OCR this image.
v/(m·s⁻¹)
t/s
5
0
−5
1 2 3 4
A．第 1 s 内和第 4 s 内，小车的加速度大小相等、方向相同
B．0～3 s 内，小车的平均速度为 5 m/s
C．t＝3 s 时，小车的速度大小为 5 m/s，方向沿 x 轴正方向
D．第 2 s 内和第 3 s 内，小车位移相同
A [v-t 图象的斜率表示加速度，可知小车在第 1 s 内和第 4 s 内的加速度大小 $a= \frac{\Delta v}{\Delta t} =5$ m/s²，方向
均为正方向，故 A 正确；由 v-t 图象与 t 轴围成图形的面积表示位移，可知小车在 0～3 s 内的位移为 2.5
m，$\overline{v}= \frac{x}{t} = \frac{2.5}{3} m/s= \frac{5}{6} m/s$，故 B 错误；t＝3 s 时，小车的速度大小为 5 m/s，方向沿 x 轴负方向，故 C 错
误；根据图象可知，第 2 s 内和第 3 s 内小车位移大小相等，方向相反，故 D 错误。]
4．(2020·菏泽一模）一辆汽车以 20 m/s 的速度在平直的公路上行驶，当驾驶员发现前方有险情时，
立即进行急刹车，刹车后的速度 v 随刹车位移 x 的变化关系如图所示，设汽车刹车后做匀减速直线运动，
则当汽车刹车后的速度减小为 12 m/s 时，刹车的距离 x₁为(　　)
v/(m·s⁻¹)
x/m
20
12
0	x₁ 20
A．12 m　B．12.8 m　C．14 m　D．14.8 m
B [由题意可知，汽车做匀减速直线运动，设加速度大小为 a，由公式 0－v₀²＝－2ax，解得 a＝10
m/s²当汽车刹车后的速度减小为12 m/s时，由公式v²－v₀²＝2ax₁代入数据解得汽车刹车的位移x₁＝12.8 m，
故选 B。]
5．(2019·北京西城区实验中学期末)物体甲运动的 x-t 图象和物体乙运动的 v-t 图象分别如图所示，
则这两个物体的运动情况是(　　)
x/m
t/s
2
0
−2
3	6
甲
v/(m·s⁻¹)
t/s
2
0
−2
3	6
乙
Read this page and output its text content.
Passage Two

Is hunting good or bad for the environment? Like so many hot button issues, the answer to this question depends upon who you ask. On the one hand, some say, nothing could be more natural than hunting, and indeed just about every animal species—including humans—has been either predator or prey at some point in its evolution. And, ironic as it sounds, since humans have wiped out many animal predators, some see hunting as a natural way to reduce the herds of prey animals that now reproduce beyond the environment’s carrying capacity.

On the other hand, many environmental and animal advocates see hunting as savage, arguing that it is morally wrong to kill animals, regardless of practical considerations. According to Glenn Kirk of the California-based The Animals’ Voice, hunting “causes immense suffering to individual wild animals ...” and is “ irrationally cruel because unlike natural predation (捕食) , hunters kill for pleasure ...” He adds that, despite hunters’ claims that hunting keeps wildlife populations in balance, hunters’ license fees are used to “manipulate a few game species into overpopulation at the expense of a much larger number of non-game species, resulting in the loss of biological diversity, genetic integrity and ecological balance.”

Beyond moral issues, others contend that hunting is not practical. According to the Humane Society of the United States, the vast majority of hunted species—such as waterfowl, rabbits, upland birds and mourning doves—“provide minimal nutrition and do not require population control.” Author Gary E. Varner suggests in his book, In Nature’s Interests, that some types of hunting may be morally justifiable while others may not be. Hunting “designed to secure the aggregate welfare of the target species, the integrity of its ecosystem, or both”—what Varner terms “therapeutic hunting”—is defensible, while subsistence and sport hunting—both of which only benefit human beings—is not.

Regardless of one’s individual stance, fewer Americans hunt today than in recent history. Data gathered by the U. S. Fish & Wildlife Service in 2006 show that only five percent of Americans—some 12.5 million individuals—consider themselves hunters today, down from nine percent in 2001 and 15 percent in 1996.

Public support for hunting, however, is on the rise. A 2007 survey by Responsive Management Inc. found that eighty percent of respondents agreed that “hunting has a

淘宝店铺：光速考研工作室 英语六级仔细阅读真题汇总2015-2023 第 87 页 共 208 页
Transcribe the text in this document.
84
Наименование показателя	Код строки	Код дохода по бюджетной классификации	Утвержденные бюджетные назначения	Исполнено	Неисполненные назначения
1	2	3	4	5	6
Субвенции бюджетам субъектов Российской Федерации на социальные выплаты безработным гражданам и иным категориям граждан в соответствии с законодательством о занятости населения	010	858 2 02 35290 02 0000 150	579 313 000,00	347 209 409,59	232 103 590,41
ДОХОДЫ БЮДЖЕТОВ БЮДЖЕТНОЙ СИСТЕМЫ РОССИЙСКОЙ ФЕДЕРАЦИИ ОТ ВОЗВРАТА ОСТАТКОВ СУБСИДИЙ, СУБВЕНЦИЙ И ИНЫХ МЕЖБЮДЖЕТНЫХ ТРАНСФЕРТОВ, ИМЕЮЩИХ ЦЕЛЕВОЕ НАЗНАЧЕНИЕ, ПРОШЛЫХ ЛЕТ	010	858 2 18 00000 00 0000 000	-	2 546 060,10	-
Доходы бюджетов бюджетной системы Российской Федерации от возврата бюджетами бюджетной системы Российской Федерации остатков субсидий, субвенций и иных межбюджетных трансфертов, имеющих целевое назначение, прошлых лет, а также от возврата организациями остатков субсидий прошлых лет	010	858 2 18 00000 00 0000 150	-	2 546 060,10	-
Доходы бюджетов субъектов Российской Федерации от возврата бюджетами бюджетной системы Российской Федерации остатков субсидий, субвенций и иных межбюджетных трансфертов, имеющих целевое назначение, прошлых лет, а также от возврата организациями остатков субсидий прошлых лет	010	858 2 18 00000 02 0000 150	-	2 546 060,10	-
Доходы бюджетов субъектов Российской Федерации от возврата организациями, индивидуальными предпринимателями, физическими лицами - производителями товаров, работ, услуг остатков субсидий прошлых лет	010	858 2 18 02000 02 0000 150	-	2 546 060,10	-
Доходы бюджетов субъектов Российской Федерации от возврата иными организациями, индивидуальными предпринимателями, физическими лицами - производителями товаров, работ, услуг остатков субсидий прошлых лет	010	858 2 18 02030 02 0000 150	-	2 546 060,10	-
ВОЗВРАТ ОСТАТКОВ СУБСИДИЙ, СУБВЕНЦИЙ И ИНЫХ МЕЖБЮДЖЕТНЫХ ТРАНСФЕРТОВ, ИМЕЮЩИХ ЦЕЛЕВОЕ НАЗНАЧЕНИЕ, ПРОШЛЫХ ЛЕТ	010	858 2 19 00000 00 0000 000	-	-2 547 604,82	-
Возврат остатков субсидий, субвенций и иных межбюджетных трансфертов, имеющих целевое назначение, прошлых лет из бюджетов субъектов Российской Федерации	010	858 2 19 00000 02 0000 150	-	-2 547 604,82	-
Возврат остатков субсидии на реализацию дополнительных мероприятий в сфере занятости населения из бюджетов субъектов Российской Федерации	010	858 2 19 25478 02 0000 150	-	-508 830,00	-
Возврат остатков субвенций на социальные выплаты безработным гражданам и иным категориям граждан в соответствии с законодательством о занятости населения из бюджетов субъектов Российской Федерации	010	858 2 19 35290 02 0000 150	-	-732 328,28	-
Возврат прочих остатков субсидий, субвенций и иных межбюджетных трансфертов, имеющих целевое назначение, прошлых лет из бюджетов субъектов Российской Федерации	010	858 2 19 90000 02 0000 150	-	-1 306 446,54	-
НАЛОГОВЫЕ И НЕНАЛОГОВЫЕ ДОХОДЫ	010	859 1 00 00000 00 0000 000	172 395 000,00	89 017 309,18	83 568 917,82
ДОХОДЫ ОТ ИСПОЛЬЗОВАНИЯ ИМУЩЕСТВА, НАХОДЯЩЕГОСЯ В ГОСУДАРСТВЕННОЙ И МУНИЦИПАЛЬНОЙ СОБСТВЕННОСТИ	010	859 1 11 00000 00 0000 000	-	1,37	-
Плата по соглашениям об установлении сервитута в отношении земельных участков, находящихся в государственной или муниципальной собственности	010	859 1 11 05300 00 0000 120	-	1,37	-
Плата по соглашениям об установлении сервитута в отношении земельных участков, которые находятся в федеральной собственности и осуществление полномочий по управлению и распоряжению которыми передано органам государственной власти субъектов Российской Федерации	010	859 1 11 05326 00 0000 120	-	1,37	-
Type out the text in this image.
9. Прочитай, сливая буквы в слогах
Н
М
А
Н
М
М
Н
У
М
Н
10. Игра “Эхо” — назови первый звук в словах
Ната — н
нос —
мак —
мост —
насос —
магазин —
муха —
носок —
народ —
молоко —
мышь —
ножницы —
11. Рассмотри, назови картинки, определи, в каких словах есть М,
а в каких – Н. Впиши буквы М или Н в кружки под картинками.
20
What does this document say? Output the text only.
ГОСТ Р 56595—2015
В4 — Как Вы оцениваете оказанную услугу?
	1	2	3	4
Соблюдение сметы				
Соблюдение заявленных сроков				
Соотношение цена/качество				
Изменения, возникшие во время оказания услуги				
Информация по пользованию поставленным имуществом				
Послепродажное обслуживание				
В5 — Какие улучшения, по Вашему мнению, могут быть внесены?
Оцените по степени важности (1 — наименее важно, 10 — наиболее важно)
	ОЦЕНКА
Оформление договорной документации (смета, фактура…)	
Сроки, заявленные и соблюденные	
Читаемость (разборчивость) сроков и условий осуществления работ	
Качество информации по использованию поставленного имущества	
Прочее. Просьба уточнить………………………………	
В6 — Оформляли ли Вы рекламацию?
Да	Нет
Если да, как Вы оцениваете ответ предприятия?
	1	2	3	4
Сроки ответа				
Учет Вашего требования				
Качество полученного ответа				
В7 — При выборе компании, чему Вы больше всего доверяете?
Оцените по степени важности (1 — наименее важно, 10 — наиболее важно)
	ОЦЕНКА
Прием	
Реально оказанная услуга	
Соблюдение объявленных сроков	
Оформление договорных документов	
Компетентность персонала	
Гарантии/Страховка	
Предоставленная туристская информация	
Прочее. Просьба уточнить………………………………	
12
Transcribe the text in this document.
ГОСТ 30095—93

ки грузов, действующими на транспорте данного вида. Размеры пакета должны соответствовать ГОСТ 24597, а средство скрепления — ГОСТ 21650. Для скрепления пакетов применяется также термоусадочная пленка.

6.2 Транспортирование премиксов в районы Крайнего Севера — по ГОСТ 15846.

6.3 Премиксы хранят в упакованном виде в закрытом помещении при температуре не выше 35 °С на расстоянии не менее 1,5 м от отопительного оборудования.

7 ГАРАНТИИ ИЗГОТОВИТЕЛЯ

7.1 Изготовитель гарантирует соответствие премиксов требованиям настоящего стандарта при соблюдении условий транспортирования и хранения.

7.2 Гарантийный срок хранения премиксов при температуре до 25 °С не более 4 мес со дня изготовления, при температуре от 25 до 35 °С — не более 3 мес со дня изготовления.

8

============

- [Given instruction] Out of the preceding entries, pull every line containing the string "граждан".

- [Solution below]
Субвенции бюджетам субъектов Российской Федерации на социальные выплаты безработным гражданам и иным категориям граждан в соответствии с законодательством о занятости населения	010	858 2 02 35290 02 0000 150	579 313 000,00	347 209 409,59	232 103 590,41
Возврат остатков субвенций на социальные выплаты безработным гражданам и иным категориям граждан в соответствии с законодательством о занятости населения из бюджетов субъектов Российской Федерации	010	858 2 19 35290 02 0000 150	-	-732 328,28	-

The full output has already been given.